[Dataset rows about figures]
------

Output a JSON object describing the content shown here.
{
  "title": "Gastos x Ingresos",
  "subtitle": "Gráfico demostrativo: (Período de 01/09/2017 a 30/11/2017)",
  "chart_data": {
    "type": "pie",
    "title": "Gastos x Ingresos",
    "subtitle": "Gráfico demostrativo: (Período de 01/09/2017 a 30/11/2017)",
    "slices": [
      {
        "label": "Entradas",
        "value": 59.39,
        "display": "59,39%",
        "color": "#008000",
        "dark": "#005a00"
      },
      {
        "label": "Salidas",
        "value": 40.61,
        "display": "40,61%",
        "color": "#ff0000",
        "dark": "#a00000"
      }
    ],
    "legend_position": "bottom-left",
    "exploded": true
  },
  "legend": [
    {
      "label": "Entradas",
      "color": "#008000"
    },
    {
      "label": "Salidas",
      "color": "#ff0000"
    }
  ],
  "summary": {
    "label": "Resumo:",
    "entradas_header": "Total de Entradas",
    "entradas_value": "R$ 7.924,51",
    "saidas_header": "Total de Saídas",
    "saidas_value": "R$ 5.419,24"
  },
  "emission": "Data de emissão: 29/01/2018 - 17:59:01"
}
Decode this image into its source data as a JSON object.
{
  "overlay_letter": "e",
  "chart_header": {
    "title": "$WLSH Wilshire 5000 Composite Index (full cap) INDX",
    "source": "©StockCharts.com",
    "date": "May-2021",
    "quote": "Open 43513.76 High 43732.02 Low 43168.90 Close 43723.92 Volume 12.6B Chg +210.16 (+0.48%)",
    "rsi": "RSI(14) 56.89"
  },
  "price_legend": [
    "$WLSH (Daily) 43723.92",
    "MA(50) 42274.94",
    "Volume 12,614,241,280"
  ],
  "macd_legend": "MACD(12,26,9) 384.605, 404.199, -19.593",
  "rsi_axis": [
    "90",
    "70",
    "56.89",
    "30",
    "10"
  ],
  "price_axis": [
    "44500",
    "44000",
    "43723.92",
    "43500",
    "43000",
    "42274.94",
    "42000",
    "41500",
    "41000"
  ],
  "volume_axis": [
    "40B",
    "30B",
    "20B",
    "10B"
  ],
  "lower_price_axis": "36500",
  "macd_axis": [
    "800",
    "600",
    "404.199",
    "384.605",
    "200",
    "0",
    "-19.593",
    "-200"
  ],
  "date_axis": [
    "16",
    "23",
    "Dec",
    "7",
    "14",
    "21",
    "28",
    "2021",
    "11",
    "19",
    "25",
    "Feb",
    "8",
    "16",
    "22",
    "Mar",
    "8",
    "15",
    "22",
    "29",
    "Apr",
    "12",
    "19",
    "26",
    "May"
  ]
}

------

Copy each record from above exactly, and include every line.

Output a JSON object describing the content shown here.
{
  "title": "Gastos x Ingresos",
  "subtitle": "Gráfico demostrativo: (Período de 01/09/2017 a 30/11/2017)",
  "chart_data": {
    "type": "pie",
    "title": "Gastos x Ingresos",
    "subtitle": "Gráfico demostrativo: (Período de 01/09/2017 a 30/11/2017)",
    "slices": [
      {
        "label": "Entradas",
        "value": 59.39,
        "display": "59,39%",
        "color": "#008000",
        "dark": "#005a00"
      },
      {
        "label": "Salidas",
        "value": 40.61,
        "display": "40,61%",
        "color": "#ff0000",
        "dark": "#a00000"
      }
    ],
    "legend_position": "bottom-left",
    "exploded": true
  },
  "legend": [
    {
      "label": "Entradas",
      "color": "#008000"
    },
    {
      "label": "Salidas",
      "color": "#ff0000"
    }
  ],
  "summary": {
    "label": "Resumo:",
    "entradas_header": "Total de Entradas",
    "entradas_value": "R$ 7.924,51",
    "saidas_header": "Total de Saídas",
    "saidas_value": "R$ 5.419,24"
  },
  "emission": "Data de emissão: 29/01/2018 - 17:59:01"
}
Decode this image into its source data as a JSON object.
{
  "overlay_letter": "e",
  "chart_header": {
    "title": "$WLSH Wilshire 5000 Composite Index (full cap) INDX",
    "source": "©StockCharts.com",
    "date": "May-2021",
    "quote": "Open 43513.76 High 43732.02 Low 43168.90 Close 43723.92 Volume 12.6B Chg +210.16 (+0.48%)",
    "rsi": "RSI(14) 56.89"
  },
  "price_legend": [
    "$WLSH (Daily) 43723.92",
    "MA(50) 42274.94",
    "Volume 12,614,241,280"
  ],
  "macd_legend": "MACD(12,26,9) 384.605, 404.199, -19.593",
  "rsi_axis": [
    "90",
    "70",
    "56.89",
    "30",
    "10"
  ],
  "price_axis": [
    "44500",
    "44000",
    "43723.92",
    "43500",
    "43000",
    "42274.94",
    "42000",
    "41500",
    "41000"
  ],
  "volume_axis": [
    "40B",
    "30B",
    "20B",
    "10B"
  ],
  "lower_price_axis": "36500",
  "macd_axis": [
    "800",
    "600",
    "404.199",
    "384.605",
    "200",
    "0",
    "-19.593",
    "-200"
  ],
  "date_axis": [
    "16",
    "23",
    "Dec",
    "7",
    "14",
    "21",
    "28",
    "2021",
    "11",
    "19",
    "25",
    "Feb",
    "8",
    "16",
    "22",
    "Mar",
    "8",
    "15",
    "22",
    "29",
    "Apr",
    "12",
    "19",
    "26",
    "May"
  ]
}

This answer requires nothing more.